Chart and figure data

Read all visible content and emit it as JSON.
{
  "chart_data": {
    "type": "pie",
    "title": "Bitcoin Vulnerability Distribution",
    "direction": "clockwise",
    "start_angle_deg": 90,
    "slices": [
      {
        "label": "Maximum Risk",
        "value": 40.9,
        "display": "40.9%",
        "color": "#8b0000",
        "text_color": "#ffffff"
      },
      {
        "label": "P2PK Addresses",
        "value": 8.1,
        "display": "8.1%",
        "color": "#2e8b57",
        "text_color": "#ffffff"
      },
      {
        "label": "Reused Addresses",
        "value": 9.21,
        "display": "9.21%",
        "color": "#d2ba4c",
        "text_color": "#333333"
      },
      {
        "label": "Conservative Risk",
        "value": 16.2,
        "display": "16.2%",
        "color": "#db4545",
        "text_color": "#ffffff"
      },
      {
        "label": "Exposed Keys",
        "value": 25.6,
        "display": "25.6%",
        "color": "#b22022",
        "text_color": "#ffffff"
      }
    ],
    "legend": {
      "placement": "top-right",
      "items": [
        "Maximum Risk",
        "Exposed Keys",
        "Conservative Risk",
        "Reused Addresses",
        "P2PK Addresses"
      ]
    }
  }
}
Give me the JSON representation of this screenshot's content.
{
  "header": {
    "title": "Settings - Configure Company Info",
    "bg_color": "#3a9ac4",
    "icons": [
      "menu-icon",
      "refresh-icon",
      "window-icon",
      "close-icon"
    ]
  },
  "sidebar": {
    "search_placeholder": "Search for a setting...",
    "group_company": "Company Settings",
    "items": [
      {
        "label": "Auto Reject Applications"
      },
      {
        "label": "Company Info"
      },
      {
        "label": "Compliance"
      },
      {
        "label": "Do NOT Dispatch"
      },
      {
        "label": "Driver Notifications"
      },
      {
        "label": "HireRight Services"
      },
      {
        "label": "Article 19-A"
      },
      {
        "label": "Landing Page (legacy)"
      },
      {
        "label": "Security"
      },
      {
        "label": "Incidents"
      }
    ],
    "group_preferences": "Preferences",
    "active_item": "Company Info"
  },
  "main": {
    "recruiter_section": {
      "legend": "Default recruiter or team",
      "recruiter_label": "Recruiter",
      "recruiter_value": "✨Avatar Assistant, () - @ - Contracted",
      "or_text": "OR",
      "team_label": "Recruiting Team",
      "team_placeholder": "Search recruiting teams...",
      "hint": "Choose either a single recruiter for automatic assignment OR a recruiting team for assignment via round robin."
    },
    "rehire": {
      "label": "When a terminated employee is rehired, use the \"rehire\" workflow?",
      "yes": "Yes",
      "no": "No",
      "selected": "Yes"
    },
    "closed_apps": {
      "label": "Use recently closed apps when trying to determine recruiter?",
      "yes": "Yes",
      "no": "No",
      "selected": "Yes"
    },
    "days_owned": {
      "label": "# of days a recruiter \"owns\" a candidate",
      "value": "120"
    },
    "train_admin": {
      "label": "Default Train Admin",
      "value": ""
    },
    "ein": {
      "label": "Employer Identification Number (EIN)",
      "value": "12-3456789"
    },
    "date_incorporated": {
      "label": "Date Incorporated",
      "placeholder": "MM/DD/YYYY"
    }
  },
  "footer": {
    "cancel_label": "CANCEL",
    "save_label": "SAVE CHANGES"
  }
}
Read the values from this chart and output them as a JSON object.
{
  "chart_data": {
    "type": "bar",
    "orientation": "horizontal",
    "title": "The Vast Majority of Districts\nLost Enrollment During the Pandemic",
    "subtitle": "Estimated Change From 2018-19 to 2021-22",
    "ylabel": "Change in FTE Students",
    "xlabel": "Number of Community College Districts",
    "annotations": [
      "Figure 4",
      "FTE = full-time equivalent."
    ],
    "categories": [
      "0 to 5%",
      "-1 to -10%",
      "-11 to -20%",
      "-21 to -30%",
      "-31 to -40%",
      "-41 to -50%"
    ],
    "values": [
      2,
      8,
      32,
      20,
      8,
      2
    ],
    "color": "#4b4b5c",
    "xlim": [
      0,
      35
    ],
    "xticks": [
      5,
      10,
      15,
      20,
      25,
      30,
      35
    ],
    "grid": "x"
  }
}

# Task to carry out
Your task is to transcribe the listing above in full, exactly as given.

# Answer to this exercise
Read all visible content and emit it as JSON.
{
  "chart_data": {
    "type": "pie",
    "title": "Bitcoin Vulnerability Distribution",
    "direction": "clockwise",
    "start_angle_deg": 90,
    "slices": [
      {
        "label": "Maximum Risk",
        "value": 40.9,
        "display": "40.9%",
        "color": "#8b0000",
        "text_color": "#ffffff"
      },
      {
        "label": "P2PK Addresses",
        "value": 8.1,
        "display": "8.1%",
        "color": "#2e8b57",
        "text_color": "#ffffff"
      },
      {
        "label": "Reused Addresses",
        "value": 9.21,
        "display": "9.21%",
        "color": "#d2ba4c",
        "text_color": "#333333"
      },
      {
        "label": "Conservative Risk",
        "value": 16.2,
        "display": "16.2%",
        "color": "#db4545",
        "text_color": "#ffffff"
      },
      {
        "label": "Exposed Keys",
        "value": 25.6,
        "display": "25.6%",
        "color": "#b22022",
        "text_color": "#ffffff"
      }
    ],
    "legend": {
      "placement": "top-right",
      "items": [
        "Maximum Risk",
        "Exposed Keys",
        "Conservative Risk",
        "Reused Addresses",
        "P2PK Addresses"
      ]
    }
  }
}
Give me the JSON representation of this screenshot's content.
{
  "header": {
    "title": "Settings - Configure Company Info",
    "bg_color": "#3a9ac4",
    "icons": [
      "menu-icon",
      "refresh-icon",
      "window-icon",
      "close-icon"
    ]
  },
  "sidebar": {
    "search_placeholder": "Search for a setting...",
    "group_company": "Company Settings",
    "items": [
      {
        "label": "Auto Reject Applications"
      },
      {
        "label": "Company Info"
      },
      {
        "label": "Compliance"
      },
      {
        "label": "Do NOT Dispatch"
      },
      {
        "label": "Driver Notifications"
      },
      {
        "label": "HireRight Services"
      },
      {
        "label": "Article 19-A"
      },
      {
        "label": "Landing Page (legacy)"
      },
      {
        "label": "Security"
      },
      {
        "label": "Incidents"
      }
    ],
    "group_preferences": "Preferences",
    "active_item": "Company Info"
  },
  "main": {
    "recruiter_section": {
      "legend": "Default recruiter or team",
      "recruiter_label": "Recruiter",
      "recruiter_value": "✨Avatar Assistant, () - @ - Contracted",
      "or_text": "OR",
      "team_label": "Recruiting Team",
      "team_placeholder": "Search recruiting teams...",
      "hint": "Choose either a single recruiter for automatic assignment OR a recruiting team for assignment via round robin."
    },
    "rehire": {
      "label": "When a terminated employee is rehired, use the \"rehire\" workflow?",
      "yes": "Yes",
      "no": "No",
      "selected": "Yes"
    },
    "closed_apps": {
      "label": "Use recently closed apps when trying to determine recruiter?",
      "yes": "Yes",
      "no": "No",
      "selected": "Yes"
    },
    "days_owned": {
      "label": "# of days a recruiter \"owns\" a candidate",
      "value": "120"
    },
    "train_admin": {
      "label": "Default Train Admin",
      "value": ""
    },
    "ein": {
      "label": "Employer Identification Number (EIN)",
      "value": "12-3456789"
    },
    "date_incorporated": {
      "label": "Date Incorporated",
      "placeholder": "MM/DD/YYYY"
    }
  },
  "footer": {
    "cancel_label": "CANCEL",
    "save_label": "SAVE CHANGES"
  }
}
Read the values from this chart and output them as a JSON object.
{
  "chart_data": {
    "type": "bar",
    "orientation": "horizontal",
    "title": "The Vast Majority of Districts\nLost Enrollment During the Pandemic",
    "subtitle": "Estimated Change From 2018-19 to 2021-22",
    "ylabel": "Change in FTE Students",
    "xlabel": "Number of Community College Districts",
    "annotations": [
      "Figure 4",
      "FTE = full-time equivalent."
    ],
    "categories": [
      "0 to 5%",
      "-1 to -10%",
      "-11 to -20%",
      "-21 to -30%",
      "-31 to -40%",
      "-41 to -50%"
    ],
    "values": [
      2,
      8,
      32,
      20,
      8,
      2
    ],
    "color": "#4b4b5c",
    "xlim": [
      0,
      35
    ],
    "xticks": [
      5,
      10,
      15,
      20,
      25,
      30,
      35
    ],
    "grid": "x"
  }
}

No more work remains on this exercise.